▶ _ENTRIES_
++++++
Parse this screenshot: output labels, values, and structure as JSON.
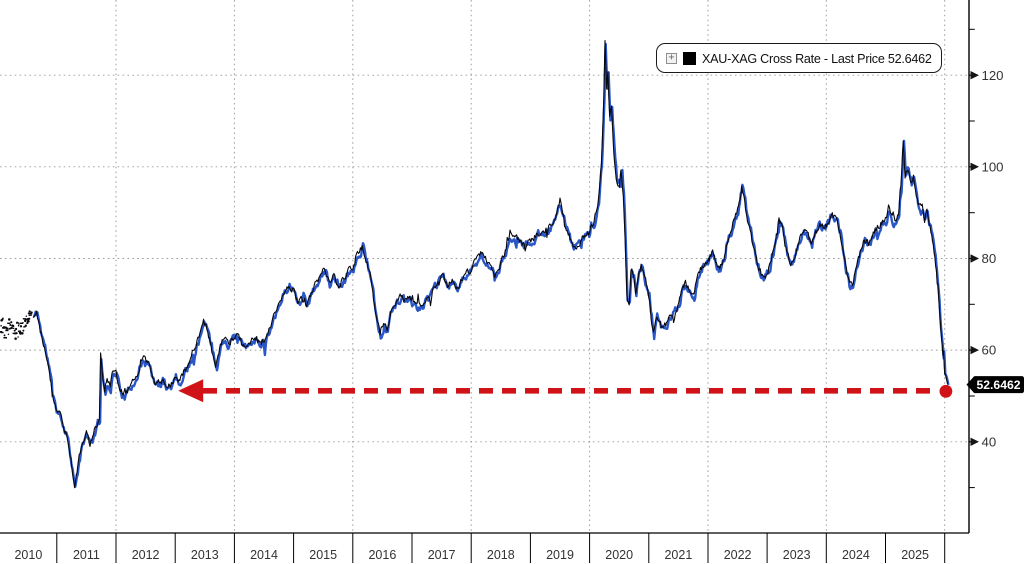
{
  "chart": {
    "legend": {
      "label": "XAU-XAG Cross Rate - Last Price 52.6462",
      "expand_glyph": "+",
      "swatch_color": "#000000"
    },
    "last_price_tag": "52.6462",
    "colors": {
      "series_black": "#08080e",
      "series_blue": "#2a57c8",
      "annotation_red": "#cf1318",
      "grid": "#9b9b9b",
      "axis": "#000000",
      "tick_label": "#333333",
      "tag_bg": "#000000",
      "tag_fg": "#ffffff"
    }
  },
  "chart_data": {
    "type": "line",
    "title": "XAU-XAG Cross Rate",
    "xlabel": "",
    "ylabel": "",
    "grid": "dotted",
    "legend_position": "top-right",
    "x_ticks": [
      "2010",
      "2011",
      "2012",
      "2013",
      "2014",
      "2015",
      "2016",
      "2017",
      "2018",
      "2019",
      "2020",
      "2021",
      "2022",
      "2023",
      "2024",
      "2025"
    ],
    "y_ticks": [
      40,
      60,
      80,
      100,
      120
    ],
    "y_minor_ticks": [
      30,
      50,
      70,
      90,
      110,
      130
    ],
    "xlim": [
      2010.04,
      2026.41
    ],
    "ylim": [
      20.1,
      136.4
    ],
    "annotations": [
      {
        "type": "dashed-arrow-left",
        "level": 52.6462,
        "from_year": 2026.0,
        "to_year": 2013.05
      },
      {
        "type": "endpoint-dot",
        "level": 52.6462,
        "year": 2026.02
      },
      {
        "type": "axis-price-label",
        "text": "52.6462"
      }
    ],
    "series": [
      {
        "name": "XAU-XAG Cross Rate",
        "last_price": 52.6462,
        "scatter_until": 2010.59,
        "points": [
          [
            2010.04,
            64.0
          ],
          [
            2010.1,
            66.0
          ],
          [
            2010.16,
            63.5
          ],
          [
            2010.22,
            65.0
          ],
          [
            2010.28,
            65.5
          ],
          [
            2010.34,
            64.0
          ],
          [
            2010.4,
            66.0
          ],
          [
            2010.46,
            65.0
          ],
          [
            2010.52,
            66.5
          ],
          [
            2010.58,
            67.0
          ],
          [
            2010.6,
            67.5
          ],
          [
            2010.66,
            68.5
          ],
          [
            2010.72,
            64.5
          ],
          [
            2010.79,
            61.0
          ],
          [
            2010.86,
            56.5
          ],
          [
            2010.93,
            50.5
          ],
          [
            2011.0,
            47.0
          ],
          [
            2011.06,
            45.5
          ],
          [
            2011.12,
            43.0
          ],
          [
            2011.18,
            41.0
          ],
          [
            2011.24,
            36.0
          ],
          [
            2011.3,
            29.8
          ],
          [
            2011.34,
            33.5
          ],
          [
            2011.38,
            36.5
          ],
          [
            2011.44,
            40.0
          ],
          [
            2011.5,
            42.0
          ],
          [
            2011.56,
            39.5
          ],
          [
            2011.62,
            41.5
          ],
          [
            2011.68,
            44.0
          ],
          [
            2011.72,
            44.5
          ],
          [
            2011.74,
            59.0
          ],
          [
            2011.77,
            54.0
          ],
          [
            2011.81,
            51.0
          ],
          [
            2011.85,
            54.0
          ],
          [
            2011.9,
            52.0
          ],
          [
            2011.95,
            55.5
          ],
          [
            2012.0,
            55.0
          ],
          [
            2012.06,
            52.0
          ],
          [
            2012.12,
            50.0
          ],
          [
            2012.18,
            50.5
          ],
          [
            2012.25,
            52.5
          ],
          [
            2012.32,
            54.0
          ],
          [
            2012.4,
            56.5
          ],
          [
            2012.48,
            58.5
          ],
          [
            2012.55,
            57.0
          ],
          [
            2012.62,
            53.5
          ],
          [
            2012.7,
            52.5
          ],
          [
            2012.78,
            53.5
          ],
          [
            2012.85,
            51.5
          ],
          [
            2012.92,
            52.5
          ],
          [
            2013.0,
            54.5
          ],
          [
            2013.08,
            53.0
          ],
          [
            2013.16,
            55.5
          ],
          [
            2013.24,
            57.5
          ],
          [
            2013.32,
            60.5
          ],
          [
            2013.4,
            63.0
          ],
          [
            2013.48,
            66.0
          ],
          [
            2013.55,
            64.0
          ],
          [
            2013.62,
            60.0
          ],
          [
            2013.68,
            57.0
          ],
          [
            2013.75,
            60.5
          ],
          [
            2013.82,
            62.5
          ],
          [
            2013.9,
            61.5
          ],
          [
            2013.96,
            62.5
          ],
          [
            2014.04,
            63.5
          ],
          [
            2014.12,
            61.5
          ],
          [
            2014.2,
            60.5
          ],
          [
            2014.28,
            62.0
          ],
          [
            2014.36,
            63.0
          ],
          [
            2014.44,
            61.5
          ],
          [
            2014.52,
            62.5
          ],
          [
            2014.6,
            65.5
          ],
          [
            2014.68,
            68.0
          ],
          [
            2014.76,
            70.5
          ],
          [
            2014.84,
            73.0
          ],
          [
            2014.92,
            74.5
          ],
          [
            2015.0,
            73.0
          ],
          [
            2015.07,
            70.5
          ],
          [
            2015.14,
            71.5
          ],
          [
            2015.22,
            70.5
          ],
          [
            2015.3,
            72.5
          ],
          [
            2015.38,
            74.5
          ],
          [
            2015.46,
            76.5
          ],
          [
            2015.52,
            77.5
          ],
          [
            2015.6,
            74.5
          ],
          [
            2015.68,
            76.5
          ],
          [
            2015.76,
            73.5
          ],
          [
            2015.84,
            75.0
          ],
          [
            2015.92,
            77.0
          ],
          [
            2016.0,
            78.0
          ],
          [
            2016.08,
            80.5
          ],
          [
            2016.16,
            82.8
          ],
          [
            2016.24,
            79.5
          ],
          [
            2016.32,
            74.5
          ],
          [
            2016.4,
            67.0
          ],
          [
            2016.46,
            63.5
          ],
          [
            2016.52,
            65.5
          ],
          [
            2016.58,
            64.5
          ],
          [
            2016.64,
            68.5
          ],
          [
            2016.72,
            70.5
          ],
          [
            2016.8,
            71.5
          ],
          [
            2016.88,
            71.0
          ],
          [
            2016.96,
            71.0
          ],
          [
            2017.04,
            70.0
          ],
          [
            2017.12,
            69.5
          ],
          [
            2017.2,
            70.5
          ],
          [
            2017.28,
            71.5
          ],
          [
            2017.36,
            73.5
          ],
          [
            2017.44,
            75.0
          ],
          [
            2017.52,
            76.5
          ],
          [
            2017.6,
            74.0
          ],
          [
            2017.68,
            75.0
          ],
          [
            2017.76,
            73.5
          ],
          [
            2017.84,
            75.5
          ],
          [
            2017.92,
            77.0
          ],
          [
            2018.0,
            77.5
          ],
          [
            2018.08,
            79.5
          ],
          [
            2018.16,
            81.0
          ],
          [
            2018.24,
            80.0
          ],
          [
            2018.32,
            78.0
          ],
          [
            2018.4,
            76.0
          ],
          [
            2018.48,
            78.5
          ],
          [
            2018.56,
            81.0
          ],
          [
            2018.64,
            83.5
          ],
          [
            2018.72,
            85.5
          ],
          [
            2018.8,
            84.0
          ],
          [
            2018.88,
            83.0
          ],
          [
            2018.96,
            83.5
          ],
          [
            2019.04,
            84.0
          ],
          [
            2019.12,
            85.5
          ],
          [
            2019.2,
            86.0
          ],
          [
            2019.28,
            86.5
          ],
          [
            2019.36,
            87.5
          ],
          [
            2019.44,
            89.5
          ],
          [
            2019.5,
            92.5
          ],
          [
            2019.56,
            89.0
          ],
          [
            2019.64,
            85.5
          ],
          [
            2019.71,
            83.0
          ],
          [
            2019.78,
            82.5
          ],
          [
            2019.85,
            84.0
          ],
          [
            2019.92,
            85.0
          ],
          [
            2020.0,
            85.5
          ],
          [
            2020.08,
            88.5
          ],
          [
            2020.15,
            93.0
          ],
          [
            2020.2,
            101.0
          ],
          [
            2020.24,
            115.0
          ],
          [
            2020.26,
            127.5
          ],
          [
            2020.29,
            117.0
          ],
          [
            2020.31,
            121.0
          ],
          [
            2020.34,
            111.0
          ],
          [
            2020.37,
            113.5
          ],
          [
            2020.41,
            103.0
          ],
          [
            2020.45,
            98.0
          ],
          [
            2020.49,
            96.5
          ],
          [
            2020.53,
            99.0
          ],
          [
            2020.57,
            94.0
          ],
          [
            2020.6,
            84.0
          ],
          [
            2020.63,
            71.5
          ],
          [
            2020.67,
            70.0
          ],
          [
            2020.7,
            78.0
          ],
          [
            2020.74,
            76.5
          ],
          [
            2020.78,
            73.0
          ],
          [
            2020.82,
            76.5
          ],
          [
            2020.87,
            78.5
          ],
          [
            2020.92,
            76.0
          ],
          [
            2020.96,
            73.0
          ],
          [
            2021.0,
            71.5
          ],
          [
            2021.04,
            67.5
          ],
          [
            2021.08,
            63.5
          ],
          [
            2021.13,
            67.5
          ],
          [
            2021.18,
            65.5
          ],
          [
            2021.24,
            64.5
          ],
          [
            2021.3,
            66.0
          ],
          [
            2021.36,
            67.5
          ],
          [
            2021.42,
            68.0
          ],
          [
            2021.48,
            69.5
          ],
          [
            2021.55,
            72.5
          ],
          [
            2021.62,
            74.5
          ],
          [
            2021.69,
            73.0
          ],
          [
            2021.76,
            72.0
          ],
          [
            2021.83,
            76.5
          ],
          [
            2021.9,
            78.0
          ],
          [
            2021.96,
            79.0
          ],
          [
            2022.02,
            80.0
          ],
          [
            2022.08,
            81.5
          ],
          [
            2022.14,
            78.5
          ],
          [
            2022.2,
            77.5
          ],
          [
            2022.27,
            80.5
          ],
          [
            2022.34,
            84.5
          ],
          [
            2022.42,
            87.5
          ],
          [
            2022.5,
            90.5
          ],
          [
            2022.57,
            95.5
          ],
          [
            2022.62,
            92.5
          ],
          [
            2022.67,
            88.5
          ],
          [
            2022.73,
            85.5
          ],
          [
            2022.8,
            80.5
          ],
          [
            2022.87,
            77.5
          ],
          [
            2022.93,
            75.5
          ],
          [
            2023.0,
            77.0
          ],
          [
            2023.07,
            79.5
          ],
          [
            2023.14,
            84.0
          ],
          [
            2023.2,
            89.0
          ],
          [
            2023.26,
            86.5
          ],
          [
            2023.33,
            81.5
          ],
          [
            2023.4,
            78.5
          ],
          [
            2023.47,
            81.0
          ],
          [
            2023.54,
            84.0
          ],
          [
            2023.61,
            86.5
          ],
          [
            2023.68,
            85.0
          ],
          [
            2023.75,
            83.5
          ],
          [
            2023.82,
            86.5
          ],
          [
            2023.89,
            87.5
          ],
          [
            2023.96,
            86.5
          ],
          [
            2024.03,
            88.0
          ],
          [
            2024.1,
            89.5
          ],
          [
            2024.17,
            88.5
          ],
          [
            2024.24,
            85.5
          ],
          [
            2024.31,
            79.0
          ],
          [
            2024.38,
            74.5
          ],
          [
            2024.44,
            73.5
          ],
          [
            2024.5,
            78.0
          ],
          [
            2024.57,
            81.0
          ],
          [
            2024.64,
            84.5
          ],
          [
            2024.71,
            83.0
          ],
          [
            2024.78,
            84.5
          ],
          [
            2024.85,
            86.5
          ],
          [
            2024.92,
            87.5
          ],
          [
            2025.0,
            89.0
          ],
          [
            2025.05,
            90.5
          ],
          [
            2025.1,
            89.0
          ],
          [
            2025.16,
            87.5
          ],
          [
            2025.22,
            90.0
          ],
          [
            2025.26,
            95.0
          ],
          [
            2025.3,
            105.8
          ],
          [
            2025.33,
            98.0
          ],
          [
            2025.38,
            100.0
          ],
          [
            2025.43,
            96.5
          ],
          [
            2025.47,
            98.0
          ],
          [
            2025.52,
            93.5
          ],
          [
            2025.57,
            90.5
          ],
          [
            2025.62,
            91.5
          ],
          [
            2025.66,
            88.5
          ],
          [
            2025.7,
            90.5
          ],
          [
            2025.74,
            87.5
          ],
          [
            2025.78,
            85.5
          ],
          [
            2025.82,
            82.0
          ],
          [
            2025.86,
            77.0
          ],
          [
            2025.9,
            70.0
          ],
          [
            2025.94,
            63.0
          ],
          [
            2025.97,
            58.0
          ],
          [
            2025.98,
            60.0
          ],
          [
            2026.0,
            55.5
          ],
          [
            2026.03,
            53.5
          ],
          [
            2026.05,
            52.65
          ]
        ]
      }
    ]
  }
}
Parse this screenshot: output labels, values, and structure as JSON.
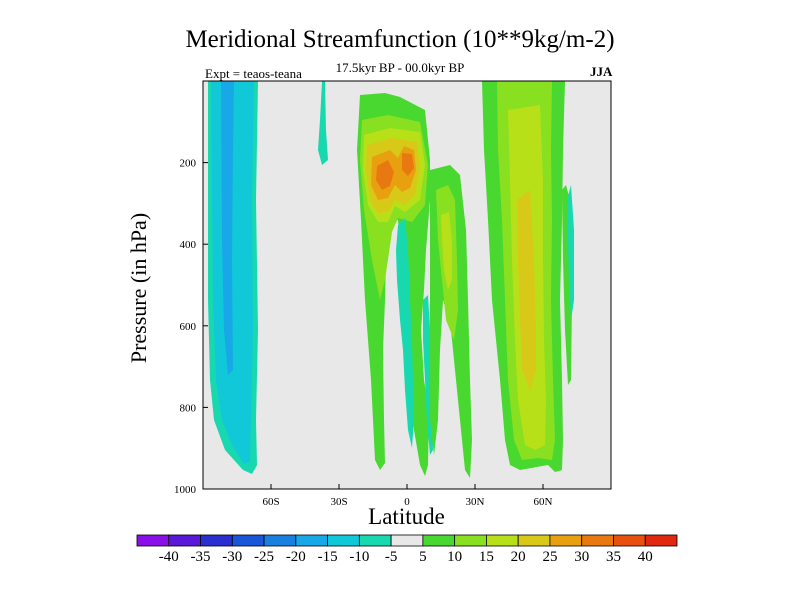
{
  "chart_data": {
    "type": "heatmap",
    "title": "Meridional Streamfunction (10**9kg/m-2)",
    "subtitle": "17.5kyr BP - 00.0kyr BP",
    "experiment": "Expt = teaos-teana",
    "season": "JJA",
    "xlabel": "Latitude",
    "ylabel": "Pressure (in hPa)",
    "xlim": [
      -90,
      90
    ],
    "ylim": [
      1000,
      0
    ],
    "x_ticks": [
      {
        "value": -60,
        "label": "60S"
      },
      {
        "value": -30,
        "label": "30S"
      },
      {
        "value": 0,
        "label": "0"
      },
      {
        "value": 30,
        "label": "30N"
      },
      {
        "value": 60,
        "label": "60N"
      }
    ],
    "y_ticks": [
      {
        "value": 200,
        "label": "200"
      },
      {
        "value": 400,
        "label": "400"
      },
      {
        "value": 600,
        "label": "600"
      },
      {
        "value": 800,
        "label": "800"
      },
      {
        "value": 1000,
        "label": "1000"
      }
    ],
    "colorbar": {
      "levels": [
        "-40",
        "-35",
        "-30",
        "-25",
        "-20",
        "-15",
        "-10",
        "-5",
        "5",
        "10",
        "15",
        "20",
        "25",
        "30",
        "35",
        "40"
      ],
      "colors": [
        "#8a10e8",
        "#5a18d8",
        "#2a30d0",
        "#1858d8",
        "#1a80e0",
        "#18a8e8",
        "#10c8d8",
        "#18d8b0",
        "#e8e8e8",
        "#48d830",
        "#88e020",
        "#b8e018",
        "#d8c818",
        "#e8a010",
        "#e87810",
        "#e85010",
        "#e02810"
      ]
    },
    "features": [
      {
        "name": "southern high-latitude cell",
        "band": "-5 to -15",
        "lat_range": [
          -88,
          -63
        ],
        "p_range": [
          0,
          960
        ]
      },
      {
        "name": "southern polar core",
        "band": "-10 to -15",
        "lat_range": [
          -85,
          -77
        ],
        "p_range": [
          0,
          720
        ]
      },
      {
        "name": "subtropical positive cell",
        "band": "5 to 35",
        "lat_range": [
          -20,
          1
        ],
        "p_range": [
          70,
          955
        ],
        "peak_hPa": 210,
        "peak_lat": -11
      },
      {
        "name": "upper tropical positive max",
        "band": "25 to 35",
        "lat_range": [
          -9,
          10
        ],
        "p_range": [
          130,
          330
        ],
        "peak_hPa": 180,
        "peak_lat": 1
      },
      {
        "name": "equatorial negative tongue",
        "band": "-5",
        "lat_range": [
          -5,
          10
        ],
        "p_range": [
          280,
          915
        ]
      },
      {
        "name": "northern subtropical band",
        "band": "5 to 20",
        "lat_range": [
          9,
          33
        ],
        "p_range": [
          210,
          975
        ]
      },
      {
        "name": "northern mid-latitude cell",
        "band": "10 to 25",
        "lat_range": [
          35,
          70
        ],
        "p_range": [
          0,
          965
        ],
        "peak_hPa": 650,
        "peak_lat": 52
      },
      {
        "name": "upper small negative patch",
        "band": "-5",
        "lat_range": [
          -38,
          -35
        ],
        "p_range": [
          55,
          210
        ]
      }
    ]
  }
}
++++++
▶ _SET PROBLEM_
Check each line above for the word "Cross" and copy the ones that have it.

▶ _EXERCISE SOLUTION_
      "label": "XAU-XAG Cross Rate - Last Price 52.6462",
    "title": "XAU-XAG Cross Rate",
        "name": "XAU-XAG Cross Rate",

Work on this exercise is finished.